** Problem description **
Reproduce the material in full, unchanged.

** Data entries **
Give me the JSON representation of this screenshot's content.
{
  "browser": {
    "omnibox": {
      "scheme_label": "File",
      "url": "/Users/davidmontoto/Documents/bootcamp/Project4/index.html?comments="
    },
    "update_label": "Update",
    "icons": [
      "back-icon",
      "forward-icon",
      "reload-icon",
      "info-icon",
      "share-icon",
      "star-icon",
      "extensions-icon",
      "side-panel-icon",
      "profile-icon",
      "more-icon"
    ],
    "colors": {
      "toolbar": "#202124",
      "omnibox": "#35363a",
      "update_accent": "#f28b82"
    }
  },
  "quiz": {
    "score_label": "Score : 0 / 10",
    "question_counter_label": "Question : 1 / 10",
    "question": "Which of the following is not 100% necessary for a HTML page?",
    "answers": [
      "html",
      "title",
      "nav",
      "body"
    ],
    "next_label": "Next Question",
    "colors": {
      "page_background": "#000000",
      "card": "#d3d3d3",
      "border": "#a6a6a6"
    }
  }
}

** Solution for this problem **
Give me the JSON representation of this screenshot's content.
{
  "browser": {
    "omnibox": {
      "scheme_label": "File",
      "url": "/Users/davidmontoto/Documents/bootcamp/Project4/index.html?comments="
    },
    "update_label": "Update",
    "icons": [
      "back-icon",
      "forward-icon",
      "reload-icon",
      "info-icon",
      "share-icon",
      "star-icon",
      "extensions-icon",
      "side-panel-icon",
      "profile-icon",
      "more-icon"
    ],
    "colors": {
      "toolbar": "#202124",
      "omnibox": "#35363a",
      "update_accent": "#f28b82"
    }
  },
  "quiz": {
    "score_label": "Score : 0 / 10",
    "question_counter_label": "Question : 1 / 10",
    "question": "Which of the following is not 100% necessary for a HTML page?",
    "answers": [
      "html",
      "title",
      "nav",
      "body"
    ],
    "next_label": "Next Question",
    "colors": {
      "page_background": "#000000",
      "card": "#d3d3d3",
      "border": "#a6a6a6"
    }
  }
}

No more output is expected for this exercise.